What the exercise asks: Go through the listing and copy each line with the string "dengan".

======== Exercise material ========

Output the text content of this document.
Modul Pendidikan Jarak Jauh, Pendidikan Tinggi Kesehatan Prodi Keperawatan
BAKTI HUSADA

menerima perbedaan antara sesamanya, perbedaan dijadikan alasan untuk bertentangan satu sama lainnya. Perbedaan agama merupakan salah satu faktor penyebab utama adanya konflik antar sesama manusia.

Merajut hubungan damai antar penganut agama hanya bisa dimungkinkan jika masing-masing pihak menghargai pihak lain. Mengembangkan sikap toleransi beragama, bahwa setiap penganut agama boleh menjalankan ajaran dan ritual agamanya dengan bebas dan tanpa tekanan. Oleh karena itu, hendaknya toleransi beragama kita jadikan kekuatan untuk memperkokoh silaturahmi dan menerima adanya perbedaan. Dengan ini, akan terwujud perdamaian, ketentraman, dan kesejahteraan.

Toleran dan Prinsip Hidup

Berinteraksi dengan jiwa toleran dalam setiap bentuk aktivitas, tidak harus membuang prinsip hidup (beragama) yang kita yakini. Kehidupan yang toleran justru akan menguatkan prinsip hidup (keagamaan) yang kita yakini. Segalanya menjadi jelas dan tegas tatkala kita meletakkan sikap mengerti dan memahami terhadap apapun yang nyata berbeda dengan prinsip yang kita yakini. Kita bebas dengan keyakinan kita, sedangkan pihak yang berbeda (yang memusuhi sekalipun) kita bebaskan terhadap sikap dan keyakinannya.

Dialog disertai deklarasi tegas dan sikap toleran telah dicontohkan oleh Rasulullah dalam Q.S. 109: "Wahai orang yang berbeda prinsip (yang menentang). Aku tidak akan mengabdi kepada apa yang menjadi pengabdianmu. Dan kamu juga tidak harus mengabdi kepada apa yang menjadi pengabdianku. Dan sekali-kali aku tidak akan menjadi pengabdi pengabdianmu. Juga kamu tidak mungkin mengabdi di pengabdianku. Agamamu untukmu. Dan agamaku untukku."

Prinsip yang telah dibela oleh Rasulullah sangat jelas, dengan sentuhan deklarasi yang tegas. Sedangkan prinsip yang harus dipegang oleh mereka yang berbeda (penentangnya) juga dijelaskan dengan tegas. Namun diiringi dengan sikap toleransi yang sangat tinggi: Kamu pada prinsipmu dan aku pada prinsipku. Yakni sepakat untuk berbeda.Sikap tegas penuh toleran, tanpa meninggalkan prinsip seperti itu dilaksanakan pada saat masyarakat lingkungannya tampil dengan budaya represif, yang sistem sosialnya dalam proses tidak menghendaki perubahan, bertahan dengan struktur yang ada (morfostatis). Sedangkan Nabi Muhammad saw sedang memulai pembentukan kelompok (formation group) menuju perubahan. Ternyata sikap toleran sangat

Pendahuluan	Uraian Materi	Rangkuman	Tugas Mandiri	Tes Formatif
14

========

Exercise result:
Merajut hubungan damai antar penganut agama hanya bisa dimungkinkan jika masing-masing pihak menghargai pihak lain. Mengembangkan sikap toleransi beragama, bahwa setiap penganut agama boleh menjalankan ajaran dan ritual agamanya dengan bebas dan tanpa tekanan. Oleh karena itu, hendaknya toleransi beragama kita jadikan kekuatan untuk memperkokoh silaturahmi dan menerima adanya perbedaan. Dengan ini, akan terwujud perdamaian, ketentraman, dan kesejahteraan.
Berinteraksi dengan jiwa toleran dalam setiap bentuk aktivitas, tidak harus membuang prinsip hidup (beragama) yang kita yakini. Kehidupan yang toleran justru akan menguatkan prinsip hidup (keagamaan) yang kita yakini. Segalanya menjadi jelas dan tegas tatkala kita meletakkan sikap mengerti dan memahami terhadap apapun yang nyata berbeda dengan prinsip yang kita yakini. Kita bebas dengan keyakinan kita, sedangkan pihak yang berbeda (yang memusuhi sekalipun) kita bebaskan terhadap sikap dan keyakinannya.
Prinsip yang telah dibela oleh Rasulullah sangat jelas, dengan sentuhan deklarasi yang tegas. Sedangkan prinsip yang harus dipegang oleh mereka yang berbeda (penentangnya) juga dijelaskan dengan tegas. Namun diiringi dengan sikap toleransi yang sangat tinggi: Kamu pada prinsipmu dan aku pada prinsipku. Yakni sepakat untuk berbeda.Sikap tegas penuh toleran, tanpa meninggalkan prinsip seperti itu dilaksanakan pada saat masyarakat lingkungannya tampil dengan budaya represif, yang sistem sosialnya dalam proses tidak menghendaki perubahan, bertahan dengan struktur yang ada (morfostatis). Sedangkan Nabi Muhammad saw sedang memulai pembentukan kelompok (formation group) menuju perubahan. Ternyata sikap toleran sangat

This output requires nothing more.